━━━ Page extract

Tillo’s father, an officer in the engineering communications corps, was of French origin. From 1849 to 1859 Tillo studied at the military schools of Kiev and St. Petersburg. In 1862 he graduated from the Mikhaylov Artillery Academy and in 1864 completed the theoretical course of the geodesy section of the General Staff Academy. He subsequently carried out practical geodetic and astronomical work for two years at the Pulkovo observatory under the supervision of Otto Struve. From 1866 to 1871 he was director of the Military Topographical Section of the Orenburg Military District. From 1871 on he held a number of military command positions and received the rank of lieutenant general in 1894. In 1892 he was elected corresponding member of the Academie des Sciences and, in 1894, of the St. Petersburg Academy of Sciences. Tillo’s research was associated mainly with the Russian Geographical Society, of which he became a member in 1868. From 1884 he was a member of the council of the society, and from 1889 he was president of its section of mathematical geography.

━━━━━━
━━━ Provided material

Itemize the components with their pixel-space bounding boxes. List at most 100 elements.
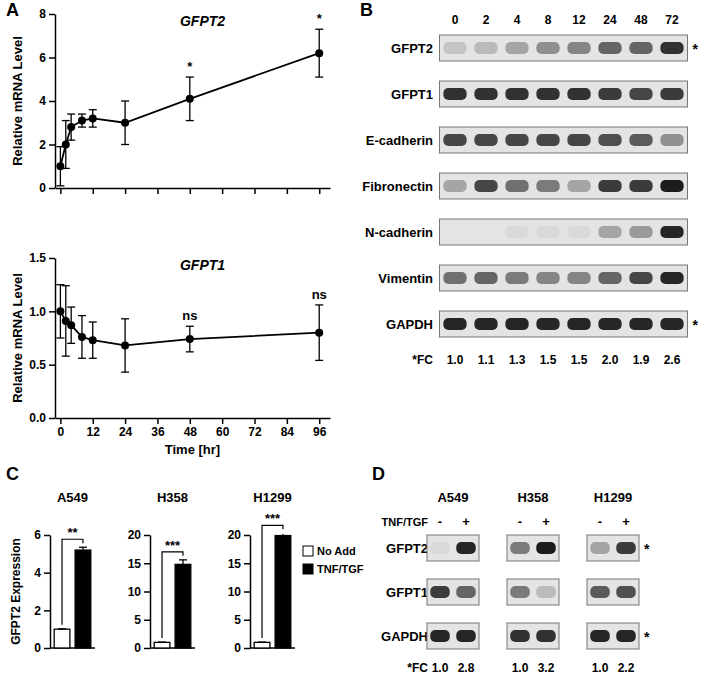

━━━━━━

*Stated task*
Provide the next part of the Tillo biography, continuing after its final sentence. The data comes from a separate source and is unrelated to the Tillo biography.

*Reply*
Tillo’s specialty was geodesy, and his chief works were devoted to the study of the hypsometry and orography of Russia. Leveling carried out in the summer of 1874 led Tillo to determine that the level of the Aral Sea had risen seventy-four meters above that of the Caspian Sea . Tillo initiated the major leveling projects carried out in 1875 and 1877 in Siberia; the results of the surveys and the data from his own research provided the basis for his map of the altitudes of European Russia (1884) and his map of the lengths and descents of the rivers of European Russia (1888). Tillo’s important hypsometrical map of European Russia (1889) was compiled from data on the altitudes of more than 51,000 points. The map established the presence in European Russia of two broad northsouth elevations, which Tillo called the Mid-Russian and the Privolga; the ridges had previouslyand incorrectly-been shown on maps as the Ural-Baltic and the Ural-Carpathian.

In an improved version of his map (1896) Tillo included those parts of Germany, Austria-Hungary, and Romania that bordered on Russia. He also studied meteorological phenomena, the hydrology of rivers and lakes, and the magnetism of the earth.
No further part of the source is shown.